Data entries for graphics
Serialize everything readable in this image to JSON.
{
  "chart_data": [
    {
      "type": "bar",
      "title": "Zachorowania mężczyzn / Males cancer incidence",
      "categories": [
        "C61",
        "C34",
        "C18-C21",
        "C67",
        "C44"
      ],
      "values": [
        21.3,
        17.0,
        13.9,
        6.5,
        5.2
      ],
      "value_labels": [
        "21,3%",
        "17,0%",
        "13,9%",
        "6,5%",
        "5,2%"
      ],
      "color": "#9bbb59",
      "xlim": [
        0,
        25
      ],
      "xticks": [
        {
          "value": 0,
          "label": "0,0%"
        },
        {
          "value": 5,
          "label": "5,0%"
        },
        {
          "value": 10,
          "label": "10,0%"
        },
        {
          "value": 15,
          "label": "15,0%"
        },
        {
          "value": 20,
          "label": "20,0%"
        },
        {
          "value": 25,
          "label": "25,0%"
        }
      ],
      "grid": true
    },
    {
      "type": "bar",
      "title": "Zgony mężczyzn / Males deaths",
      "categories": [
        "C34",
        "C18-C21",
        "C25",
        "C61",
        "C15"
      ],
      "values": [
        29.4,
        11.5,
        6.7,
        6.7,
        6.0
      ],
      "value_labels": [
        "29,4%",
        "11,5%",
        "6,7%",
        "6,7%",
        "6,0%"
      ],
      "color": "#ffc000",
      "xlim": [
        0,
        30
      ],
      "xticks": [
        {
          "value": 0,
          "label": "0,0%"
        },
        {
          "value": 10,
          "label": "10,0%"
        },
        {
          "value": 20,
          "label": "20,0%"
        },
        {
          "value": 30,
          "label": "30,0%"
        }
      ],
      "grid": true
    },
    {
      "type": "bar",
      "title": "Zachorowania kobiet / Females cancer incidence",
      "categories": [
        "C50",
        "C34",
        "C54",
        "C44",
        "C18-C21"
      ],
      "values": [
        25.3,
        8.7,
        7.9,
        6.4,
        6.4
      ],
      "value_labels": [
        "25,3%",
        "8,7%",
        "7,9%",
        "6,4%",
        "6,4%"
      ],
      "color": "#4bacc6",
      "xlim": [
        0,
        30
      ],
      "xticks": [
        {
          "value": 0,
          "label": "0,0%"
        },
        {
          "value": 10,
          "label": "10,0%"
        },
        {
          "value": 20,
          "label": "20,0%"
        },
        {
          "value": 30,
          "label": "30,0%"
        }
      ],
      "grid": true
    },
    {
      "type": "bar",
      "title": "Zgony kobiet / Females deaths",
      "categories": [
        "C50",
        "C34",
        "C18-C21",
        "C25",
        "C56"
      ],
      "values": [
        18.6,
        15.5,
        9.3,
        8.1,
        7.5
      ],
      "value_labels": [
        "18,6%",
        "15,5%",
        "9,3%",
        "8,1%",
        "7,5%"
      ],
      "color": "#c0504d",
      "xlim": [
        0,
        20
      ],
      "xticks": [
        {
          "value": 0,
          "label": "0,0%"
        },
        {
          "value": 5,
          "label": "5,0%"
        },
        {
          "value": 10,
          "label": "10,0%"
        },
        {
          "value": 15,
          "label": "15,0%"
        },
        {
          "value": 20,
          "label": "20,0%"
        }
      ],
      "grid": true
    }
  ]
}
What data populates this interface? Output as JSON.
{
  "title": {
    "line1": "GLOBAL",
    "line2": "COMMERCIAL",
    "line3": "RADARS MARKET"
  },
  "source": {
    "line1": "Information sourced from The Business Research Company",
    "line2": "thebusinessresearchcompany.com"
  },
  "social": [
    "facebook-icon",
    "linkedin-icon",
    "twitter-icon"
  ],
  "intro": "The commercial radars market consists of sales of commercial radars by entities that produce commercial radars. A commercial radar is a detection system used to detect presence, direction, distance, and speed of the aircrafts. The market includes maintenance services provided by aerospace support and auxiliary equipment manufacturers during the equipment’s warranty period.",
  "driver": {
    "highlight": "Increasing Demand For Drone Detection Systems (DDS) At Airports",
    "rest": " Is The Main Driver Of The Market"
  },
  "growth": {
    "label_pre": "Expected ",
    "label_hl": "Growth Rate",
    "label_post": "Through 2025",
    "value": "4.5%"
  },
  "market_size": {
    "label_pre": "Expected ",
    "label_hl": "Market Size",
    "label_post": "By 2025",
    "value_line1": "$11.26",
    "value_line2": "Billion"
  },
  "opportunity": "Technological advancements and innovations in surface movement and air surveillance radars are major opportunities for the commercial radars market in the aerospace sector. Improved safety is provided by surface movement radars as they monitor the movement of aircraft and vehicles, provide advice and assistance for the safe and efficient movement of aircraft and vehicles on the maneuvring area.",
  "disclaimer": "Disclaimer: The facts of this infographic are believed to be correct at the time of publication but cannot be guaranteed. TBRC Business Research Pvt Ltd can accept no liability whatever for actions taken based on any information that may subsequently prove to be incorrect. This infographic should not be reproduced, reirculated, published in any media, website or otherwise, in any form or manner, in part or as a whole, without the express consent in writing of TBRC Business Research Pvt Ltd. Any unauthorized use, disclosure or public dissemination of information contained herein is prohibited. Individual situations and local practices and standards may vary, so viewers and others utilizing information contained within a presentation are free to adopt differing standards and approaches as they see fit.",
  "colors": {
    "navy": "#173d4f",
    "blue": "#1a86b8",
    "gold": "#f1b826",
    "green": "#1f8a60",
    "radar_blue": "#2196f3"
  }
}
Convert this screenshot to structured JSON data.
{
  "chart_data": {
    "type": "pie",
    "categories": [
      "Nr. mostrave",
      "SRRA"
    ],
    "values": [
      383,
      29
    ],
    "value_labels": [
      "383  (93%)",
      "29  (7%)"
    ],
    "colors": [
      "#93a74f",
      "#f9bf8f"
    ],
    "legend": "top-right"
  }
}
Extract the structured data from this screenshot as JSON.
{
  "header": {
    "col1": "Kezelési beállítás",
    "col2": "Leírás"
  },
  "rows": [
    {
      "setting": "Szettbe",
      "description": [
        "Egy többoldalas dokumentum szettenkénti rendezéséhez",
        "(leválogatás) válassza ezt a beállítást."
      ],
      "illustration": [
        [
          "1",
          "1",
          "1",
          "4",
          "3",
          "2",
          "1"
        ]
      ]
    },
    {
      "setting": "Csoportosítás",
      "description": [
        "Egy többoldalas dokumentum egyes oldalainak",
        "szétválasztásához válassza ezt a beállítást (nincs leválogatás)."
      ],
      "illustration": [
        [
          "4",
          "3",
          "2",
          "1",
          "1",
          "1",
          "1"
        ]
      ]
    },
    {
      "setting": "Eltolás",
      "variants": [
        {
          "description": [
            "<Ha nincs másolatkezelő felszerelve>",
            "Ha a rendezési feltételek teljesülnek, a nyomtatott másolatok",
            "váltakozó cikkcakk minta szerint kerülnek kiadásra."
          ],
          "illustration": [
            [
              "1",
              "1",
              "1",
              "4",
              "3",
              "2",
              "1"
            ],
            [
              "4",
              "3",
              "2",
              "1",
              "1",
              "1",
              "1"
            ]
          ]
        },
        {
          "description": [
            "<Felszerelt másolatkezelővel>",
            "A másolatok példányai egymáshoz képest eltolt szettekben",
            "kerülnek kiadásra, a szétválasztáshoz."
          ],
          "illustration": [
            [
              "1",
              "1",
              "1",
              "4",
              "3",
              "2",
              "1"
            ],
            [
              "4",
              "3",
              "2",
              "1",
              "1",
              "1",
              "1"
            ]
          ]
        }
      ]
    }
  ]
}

-- GOAL --
Read the lines above. Gather those in which the string "kiadásra" is found.

-- CORRECT OUTPUT --
            "váltakozó cikkcakk minta szerint kerülnek kiadásra."
            "kerülnek kiadásra, a szétválasztáshoz."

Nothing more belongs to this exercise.